** START OF Stored data **
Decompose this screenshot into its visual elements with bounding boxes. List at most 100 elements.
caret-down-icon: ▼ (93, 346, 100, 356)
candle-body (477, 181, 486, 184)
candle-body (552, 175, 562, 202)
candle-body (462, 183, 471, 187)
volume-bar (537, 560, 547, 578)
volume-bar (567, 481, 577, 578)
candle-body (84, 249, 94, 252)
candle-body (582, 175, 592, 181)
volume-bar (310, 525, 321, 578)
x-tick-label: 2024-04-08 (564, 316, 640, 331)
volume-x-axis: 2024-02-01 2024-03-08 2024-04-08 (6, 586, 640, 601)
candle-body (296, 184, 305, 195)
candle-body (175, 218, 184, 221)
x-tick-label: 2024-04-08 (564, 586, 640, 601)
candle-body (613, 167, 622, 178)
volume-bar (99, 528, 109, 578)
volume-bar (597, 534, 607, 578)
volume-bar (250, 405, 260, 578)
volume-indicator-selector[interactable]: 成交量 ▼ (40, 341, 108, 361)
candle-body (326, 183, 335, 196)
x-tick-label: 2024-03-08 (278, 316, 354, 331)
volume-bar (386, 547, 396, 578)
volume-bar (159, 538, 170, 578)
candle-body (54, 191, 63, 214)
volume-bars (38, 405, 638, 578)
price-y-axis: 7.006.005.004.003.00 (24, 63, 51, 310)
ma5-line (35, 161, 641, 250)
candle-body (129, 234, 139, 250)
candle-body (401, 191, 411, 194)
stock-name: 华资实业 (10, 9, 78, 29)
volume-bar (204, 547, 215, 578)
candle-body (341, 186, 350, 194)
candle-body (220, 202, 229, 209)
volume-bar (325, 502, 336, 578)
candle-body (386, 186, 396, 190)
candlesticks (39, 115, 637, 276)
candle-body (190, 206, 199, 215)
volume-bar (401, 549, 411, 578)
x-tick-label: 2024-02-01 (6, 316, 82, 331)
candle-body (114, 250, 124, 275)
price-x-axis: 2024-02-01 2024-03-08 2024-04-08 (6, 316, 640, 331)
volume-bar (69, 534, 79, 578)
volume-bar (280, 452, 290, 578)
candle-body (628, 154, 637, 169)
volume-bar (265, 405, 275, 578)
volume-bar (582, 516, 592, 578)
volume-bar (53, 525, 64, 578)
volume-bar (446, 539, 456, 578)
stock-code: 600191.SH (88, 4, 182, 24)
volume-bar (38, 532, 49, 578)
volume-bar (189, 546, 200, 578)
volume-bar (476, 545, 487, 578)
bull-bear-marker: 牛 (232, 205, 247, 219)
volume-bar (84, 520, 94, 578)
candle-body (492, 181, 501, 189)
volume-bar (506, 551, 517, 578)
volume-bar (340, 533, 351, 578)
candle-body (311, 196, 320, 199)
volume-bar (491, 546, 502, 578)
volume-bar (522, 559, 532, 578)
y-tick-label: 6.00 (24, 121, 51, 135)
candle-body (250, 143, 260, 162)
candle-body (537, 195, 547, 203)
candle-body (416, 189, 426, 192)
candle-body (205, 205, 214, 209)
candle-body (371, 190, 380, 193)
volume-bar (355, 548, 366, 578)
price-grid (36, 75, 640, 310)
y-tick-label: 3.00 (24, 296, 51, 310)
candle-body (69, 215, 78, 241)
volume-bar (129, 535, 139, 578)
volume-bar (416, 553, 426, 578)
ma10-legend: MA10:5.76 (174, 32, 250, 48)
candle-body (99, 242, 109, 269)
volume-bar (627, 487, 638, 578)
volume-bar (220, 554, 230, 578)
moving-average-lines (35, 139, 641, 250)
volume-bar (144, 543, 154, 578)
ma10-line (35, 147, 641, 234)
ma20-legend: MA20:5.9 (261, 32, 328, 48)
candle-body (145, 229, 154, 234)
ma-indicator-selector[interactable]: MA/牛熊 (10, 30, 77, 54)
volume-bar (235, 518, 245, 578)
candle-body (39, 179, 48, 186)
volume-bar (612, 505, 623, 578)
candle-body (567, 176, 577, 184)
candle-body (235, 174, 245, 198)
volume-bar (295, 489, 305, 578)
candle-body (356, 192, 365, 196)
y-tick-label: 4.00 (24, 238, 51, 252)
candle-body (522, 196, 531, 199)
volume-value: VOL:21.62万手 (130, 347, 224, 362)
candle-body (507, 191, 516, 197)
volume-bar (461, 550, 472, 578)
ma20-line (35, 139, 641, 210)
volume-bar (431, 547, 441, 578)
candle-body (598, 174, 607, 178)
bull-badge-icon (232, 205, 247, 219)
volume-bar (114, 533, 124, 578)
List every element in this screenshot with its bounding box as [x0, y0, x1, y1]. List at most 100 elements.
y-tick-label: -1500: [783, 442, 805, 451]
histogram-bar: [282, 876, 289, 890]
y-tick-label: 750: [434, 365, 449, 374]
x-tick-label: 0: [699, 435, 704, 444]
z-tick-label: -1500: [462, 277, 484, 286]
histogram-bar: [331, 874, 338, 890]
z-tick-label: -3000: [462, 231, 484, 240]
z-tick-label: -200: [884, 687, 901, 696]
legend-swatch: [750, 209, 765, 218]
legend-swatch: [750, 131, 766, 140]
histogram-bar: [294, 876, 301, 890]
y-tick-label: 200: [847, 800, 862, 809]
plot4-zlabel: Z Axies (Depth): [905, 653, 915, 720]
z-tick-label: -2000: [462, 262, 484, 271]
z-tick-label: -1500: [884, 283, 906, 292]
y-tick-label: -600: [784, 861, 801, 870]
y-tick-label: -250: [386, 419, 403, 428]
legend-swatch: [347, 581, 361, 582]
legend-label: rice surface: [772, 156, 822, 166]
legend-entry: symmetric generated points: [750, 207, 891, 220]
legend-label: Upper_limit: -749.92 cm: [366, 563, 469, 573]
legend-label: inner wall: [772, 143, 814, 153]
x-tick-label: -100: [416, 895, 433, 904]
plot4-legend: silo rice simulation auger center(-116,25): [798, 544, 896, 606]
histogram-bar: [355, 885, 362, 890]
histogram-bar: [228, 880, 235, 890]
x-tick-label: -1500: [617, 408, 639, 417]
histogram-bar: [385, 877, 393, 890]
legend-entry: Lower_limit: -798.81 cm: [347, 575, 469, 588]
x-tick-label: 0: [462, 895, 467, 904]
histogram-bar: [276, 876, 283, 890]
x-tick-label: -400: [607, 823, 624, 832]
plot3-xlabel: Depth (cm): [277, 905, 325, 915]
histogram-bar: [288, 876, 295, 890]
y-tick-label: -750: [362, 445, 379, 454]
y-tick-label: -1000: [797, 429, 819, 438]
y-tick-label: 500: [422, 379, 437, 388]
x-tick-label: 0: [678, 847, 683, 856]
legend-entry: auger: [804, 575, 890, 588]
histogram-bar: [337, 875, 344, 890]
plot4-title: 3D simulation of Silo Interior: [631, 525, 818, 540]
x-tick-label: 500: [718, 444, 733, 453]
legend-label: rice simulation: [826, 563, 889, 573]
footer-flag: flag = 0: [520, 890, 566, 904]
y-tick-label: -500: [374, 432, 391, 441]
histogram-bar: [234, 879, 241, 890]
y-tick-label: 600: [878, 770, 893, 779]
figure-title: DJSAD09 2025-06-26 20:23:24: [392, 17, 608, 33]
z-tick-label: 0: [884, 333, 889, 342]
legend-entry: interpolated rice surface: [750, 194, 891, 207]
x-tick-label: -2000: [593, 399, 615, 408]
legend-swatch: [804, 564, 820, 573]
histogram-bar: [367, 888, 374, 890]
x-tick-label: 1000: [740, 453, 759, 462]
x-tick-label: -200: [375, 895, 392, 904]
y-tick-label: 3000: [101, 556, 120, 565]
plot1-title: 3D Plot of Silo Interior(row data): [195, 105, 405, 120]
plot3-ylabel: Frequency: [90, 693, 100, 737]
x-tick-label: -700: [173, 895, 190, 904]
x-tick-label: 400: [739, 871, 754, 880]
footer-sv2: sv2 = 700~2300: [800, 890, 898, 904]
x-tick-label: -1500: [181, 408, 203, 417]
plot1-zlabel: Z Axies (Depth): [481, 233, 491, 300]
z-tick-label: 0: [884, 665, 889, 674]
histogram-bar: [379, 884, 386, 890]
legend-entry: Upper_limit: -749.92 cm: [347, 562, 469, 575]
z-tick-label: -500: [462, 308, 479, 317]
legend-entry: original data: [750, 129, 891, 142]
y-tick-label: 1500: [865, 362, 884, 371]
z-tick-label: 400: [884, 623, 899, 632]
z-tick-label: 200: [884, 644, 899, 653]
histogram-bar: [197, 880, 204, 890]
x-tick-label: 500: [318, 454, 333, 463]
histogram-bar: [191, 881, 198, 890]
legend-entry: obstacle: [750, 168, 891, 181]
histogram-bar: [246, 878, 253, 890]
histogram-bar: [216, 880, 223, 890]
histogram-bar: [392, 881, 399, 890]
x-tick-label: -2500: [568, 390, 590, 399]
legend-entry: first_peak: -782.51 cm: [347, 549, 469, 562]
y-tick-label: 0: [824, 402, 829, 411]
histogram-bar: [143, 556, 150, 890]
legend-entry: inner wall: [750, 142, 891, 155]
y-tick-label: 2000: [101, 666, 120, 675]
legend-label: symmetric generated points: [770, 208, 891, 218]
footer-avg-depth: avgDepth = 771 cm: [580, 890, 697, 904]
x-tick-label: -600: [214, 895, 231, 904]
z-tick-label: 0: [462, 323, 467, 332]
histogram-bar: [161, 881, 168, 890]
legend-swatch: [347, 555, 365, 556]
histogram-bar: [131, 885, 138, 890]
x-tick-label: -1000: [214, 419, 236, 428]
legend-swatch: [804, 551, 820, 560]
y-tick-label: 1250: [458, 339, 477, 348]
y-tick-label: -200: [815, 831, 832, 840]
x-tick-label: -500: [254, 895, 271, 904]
** END OF Stored data **
**Task instructions:** Please edit the stretch of the material from its start through the line containing "candle-body (326, 183, 335, 196)", replacing "volume-bar" with "vol-bar" and leaving everything else unchanged. Give back only those lines.

**Response:**
Decompose this screenshot into its visual elements with bounding boxes. List at most 100 elements.
caret-down-icon: ▼ (93, 346, 100, 356)
candle-body (477, 181, 486, 184)
candle-body (552, 175, 562, 202)
candle-body (462, 183, 471, 187)
vol-bar (537, 560, 547, 578)
vol-bar (567, 481, 577, 578)
candle-body (84, 249, 94, 252)
candle-body (582, 175, 592, 181)
vol-bar (310, 525, 321, 578)
x-tick-label: 2024-04-08 (564, 316, 640, 331)
volume-x-axis: 2024-02-01 2024-03-08 2024-04-08 (6, 586, 640, 601)
candle-body (296, 184, 305, 195)
candle-body (175, 218, 184, 221)
x-tick-label: 2024-04-08 (564, 586, 640, 601)
candle-body (613, 167, 622, 178)
vol-bar (99, 528, 109, 578)
vol-bar (597, 534, 607, 578)
vol-bar (250, 405, 260, 578)
volume-indicator-selector[interactable]: 成交量 ▼ (40, 341, 108, 361)
candle-body (326, 183, 335, 196)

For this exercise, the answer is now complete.